- INSTRUCTION
Your task is to output all the records below, word for word.

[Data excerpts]
_____
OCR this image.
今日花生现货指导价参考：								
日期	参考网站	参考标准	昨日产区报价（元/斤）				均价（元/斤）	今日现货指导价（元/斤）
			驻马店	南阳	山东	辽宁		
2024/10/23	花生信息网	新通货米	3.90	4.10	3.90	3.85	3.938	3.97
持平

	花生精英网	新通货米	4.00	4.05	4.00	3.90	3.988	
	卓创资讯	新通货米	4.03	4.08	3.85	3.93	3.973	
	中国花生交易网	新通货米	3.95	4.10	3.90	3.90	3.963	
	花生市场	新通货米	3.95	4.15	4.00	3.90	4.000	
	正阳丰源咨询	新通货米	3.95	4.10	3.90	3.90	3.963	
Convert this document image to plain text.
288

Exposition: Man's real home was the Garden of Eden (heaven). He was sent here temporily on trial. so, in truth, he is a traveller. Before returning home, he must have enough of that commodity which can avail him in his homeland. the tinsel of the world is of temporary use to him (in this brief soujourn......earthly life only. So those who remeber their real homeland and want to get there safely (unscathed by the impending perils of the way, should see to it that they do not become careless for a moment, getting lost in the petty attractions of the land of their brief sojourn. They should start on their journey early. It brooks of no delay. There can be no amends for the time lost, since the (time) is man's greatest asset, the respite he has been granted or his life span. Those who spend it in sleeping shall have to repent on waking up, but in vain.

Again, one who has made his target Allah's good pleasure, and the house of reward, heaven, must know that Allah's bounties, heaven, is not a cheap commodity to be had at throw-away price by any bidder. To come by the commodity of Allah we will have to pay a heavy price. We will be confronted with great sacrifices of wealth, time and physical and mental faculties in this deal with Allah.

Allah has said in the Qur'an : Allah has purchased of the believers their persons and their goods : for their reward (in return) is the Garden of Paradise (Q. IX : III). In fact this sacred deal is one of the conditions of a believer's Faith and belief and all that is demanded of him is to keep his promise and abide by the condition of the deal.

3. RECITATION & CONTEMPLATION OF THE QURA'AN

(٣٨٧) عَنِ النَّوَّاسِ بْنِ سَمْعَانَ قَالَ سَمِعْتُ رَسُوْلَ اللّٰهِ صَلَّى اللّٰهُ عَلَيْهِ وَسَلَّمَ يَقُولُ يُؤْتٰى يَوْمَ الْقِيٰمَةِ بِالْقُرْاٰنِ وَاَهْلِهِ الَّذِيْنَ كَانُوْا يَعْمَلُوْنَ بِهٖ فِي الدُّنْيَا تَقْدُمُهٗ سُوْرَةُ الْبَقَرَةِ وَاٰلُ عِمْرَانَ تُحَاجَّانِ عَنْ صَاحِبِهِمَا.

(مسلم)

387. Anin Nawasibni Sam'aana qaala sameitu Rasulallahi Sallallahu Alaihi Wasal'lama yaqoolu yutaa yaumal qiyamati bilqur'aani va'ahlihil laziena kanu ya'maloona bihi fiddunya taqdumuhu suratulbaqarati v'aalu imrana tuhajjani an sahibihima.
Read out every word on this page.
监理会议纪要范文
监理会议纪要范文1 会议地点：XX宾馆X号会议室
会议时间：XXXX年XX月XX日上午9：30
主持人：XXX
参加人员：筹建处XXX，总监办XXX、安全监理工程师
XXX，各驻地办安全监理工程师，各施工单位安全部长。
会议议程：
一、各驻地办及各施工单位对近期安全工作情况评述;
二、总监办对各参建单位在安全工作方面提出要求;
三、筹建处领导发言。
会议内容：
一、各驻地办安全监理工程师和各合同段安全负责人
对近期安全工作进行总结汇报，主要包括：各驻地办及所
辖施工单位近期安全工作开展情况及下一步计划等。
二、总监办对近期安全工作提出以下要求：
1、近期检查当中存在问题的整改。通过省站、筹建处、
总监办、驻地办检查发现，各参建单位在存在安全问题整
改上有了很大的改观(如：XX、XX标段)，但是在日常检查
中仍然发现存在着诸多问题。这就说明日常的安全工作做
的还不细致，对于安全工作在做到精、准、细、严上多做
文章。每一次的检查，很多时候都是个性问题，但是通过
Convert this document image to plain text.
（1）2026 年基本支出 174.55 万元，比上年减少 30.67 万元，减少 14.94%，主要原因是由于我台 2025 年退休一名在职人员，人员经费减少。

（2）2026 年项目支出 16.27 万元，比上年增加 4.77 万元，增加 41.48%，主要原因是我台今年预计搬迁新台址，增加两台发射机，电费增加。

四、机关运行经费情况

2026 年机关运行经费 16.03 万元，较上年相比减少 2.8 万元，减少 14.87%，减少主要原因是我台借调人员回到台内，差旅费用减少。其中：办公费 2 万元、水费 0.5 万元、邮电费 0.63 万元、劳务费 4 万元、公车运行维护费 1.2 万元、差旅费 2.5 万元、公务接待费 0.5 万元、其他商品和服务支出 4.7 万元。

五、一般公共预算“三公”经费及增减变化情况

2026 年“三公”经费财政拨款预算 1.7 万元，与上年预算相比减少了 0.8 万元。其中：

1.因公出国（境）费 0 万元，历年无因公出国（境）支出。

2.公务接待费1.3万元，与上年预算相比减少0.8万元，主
_____
- TASK SOLUTION
OCR this image.
今日花生现货指导价参考：								
日期	参考网站	参考标准	昨日产区报价（元/斤）				均价（元/斤）	今日现货指导价（元/斤）
			驻马店	南阳	山东	辽宁		
2024/10/23	花生信息网	新通货米	3.90	4.10	3.90	3.85	3.938	3.97
持平

	花生精英网	新通货米	4.00	4.05	4.00	3.90	3.988	
	卓创资讯	新通货米	4.03	4.08	3.85	3.93	3.973	
	中国花生交易网	新通货米	3.95	4.10	3.90	3.90	3.963	
	花生市场	新通货米	3.95	4.15	4.00	3.90	4.000	
	正阳丰源咨询	新通货米	3.95	4.10	3.90	3.90	3.963	
Convert this document image to plain text.
288

Exposition: Man's real home was the Garden of Eden (heaven). He was sent here temporily on trial. so, in truth, he is a traveller. Before returning home, he must have enough of that commodity which can avail him in his homeland. the tinsel of the world is of temporary use to him (in this brief soujourn......earthly life only. So those who remeber their real homeland and want to get there safely (unscathed by the impending perils of the way, should see to it that they do not become careless for a moment, getting lost in the petty attractions of the land of their brief sojourn. They should start on their journey early. It brooks of no delay. There can be no amends for the time lost, since the (time) is man's greatest asset, the respite he has been granted or his life span. Those who spend it in sleeping shall have to repent on waking up, but in vain.

Again, one who has made his target Allah's good pleasure, and the house of reward, heaven, must know that Allah's bounties, heaven, is not a cheap commodity to be had at throw-away price by any bidder. To come by the commodity of Allah we will have to pay a heavy price. We will be confronted with great sacrifices of wealth, time and physical and mental faculties in this deal with Allah.

Allah has said in the Qur'an : Allah has purchased of the believers their persons and their goods : for their reward (in return) is the Garden of Paradise (Q. IX : III). In fact this sacred deal is one of the conditions of a believer's Faith and belief and all that is demanded of him is to keep his promise and abide by the condition of the deal.

3. RECITATION & CONTEMPLATION OF THE QURA'AN

(٣٨٧) عَنِ النَّوَّاسِ بْنِ سَمْعَانَ قَالَ سَمِعْتُ رَسُوْلَ اللّٰهِ صَلَّى اللّٰهُ عَلَيْهِ وَسَلَّمَ يَقُولُ يُؤْتٰى يَوْمَ الْقِيٰمَةِ بِالْقُرْاٰنِ وَاَهْلِهِ الَّذِيْنَ كَانُوْا يَعْمَلُوْنَ بِهٖ فِي الدُّنْيَا تَقْدُمُهٗ سُوْرَةُ الْبَقَرَةِ وَاٰلُ عِمْرَانَ تُحَاجَّانِ عَنْ صَاحِبِهِمَا.

(مسلم)

387. Anin Nawasibni Sam'aana qaala sameitu Rasulallahi Sallallahu Alaihi Wasal'lama yaqoolu yutaa yaumal qiyamati bilqur'aani va'ahlihil laziena kanu ya'maloona bihi fiddunya taqdumuhu suratulbaqarati v'aalu imrana tuhajjani an sahibihima.
Read out every word on this page.
监理会议纪要范文
监理会议纪要范文1 会议地点：XX宾馆X号会议室
会议时间：XXXX年XX月XX日上午9：30
主持人：XXX
参加人员：筹建处XXX，总监办XXX、安全监理工程师
XXX，各驻地办安全监理工程师，各施工单位安全部长。
会议议程：
一、各驻地办及各施工单位对近期安全工作情况评述;
二、总监办对各参建单位在安全工作方面提出要求;
三、筹建处领导发言。
会议内容：
一、各驻地办安全监理工程师和各合同段安全负责人
对近期安全工作进行总结汇报，主要包括：各驻地办及所
辖施工单位近期安全工作开展情况及下一步计划等。
二、总监办对近期安全工作提出以下要求：
1、近期检查当中存在问题的整改。通过省站、筹建处、
总监办、驻地办检查发现，各参建单位在存在安全问题整
改上有了很大的改观(如：XX、XX标段)，但是在日常检查
中仍然发现存在着诸多问题。这就说明日常的安全工作做
的还不细致，对于安全工作在做到精、准、细、严上多做
文章。每一次的检查，很多时候都是个性问题，但是通过
Convert this document image to plain text.
（1）2026 年基本支出 174.55 万元，比上年减少 30.67 万元，减少 14.94%，主要原因是由于我台 2025 年退休一名在职人员，人员经费减少。

（2）2026 年项目支出 16.27 万元，比上年增加 4.77 万元，增加 41.48%，主要原因是我台今年预计搬迁新台址，增加两台发射机，电费增加。

四、机关运行经费情况

2026 年机关运行经费 16.03 万元，较上年相比减少 2.8 万元，减少 14.87%，减少主要原因是我台借调人员回到台内，差旅费用减少。其中：办公费 2 万元、水费 0.5 万元、邮电费 0.63 万元、劳务费 4 万元、公车运行维护费 1.2 万元、差旅费 2.5 万元、公务接待费 0.5 万元、其他商品和服务支出 4.7 万元。

五、一般公共预算“三公”经费及增减变化情况

2026 年“三公”经费财政拨款预算 1.7 万元，与上年预算相比减少了 0.8 万元。其中：

1.因公出国（境）费 0 万元，历年无因公出国（境）支出。

2.公务接待费1.3万元，与上年预算相比减少0.8万元，主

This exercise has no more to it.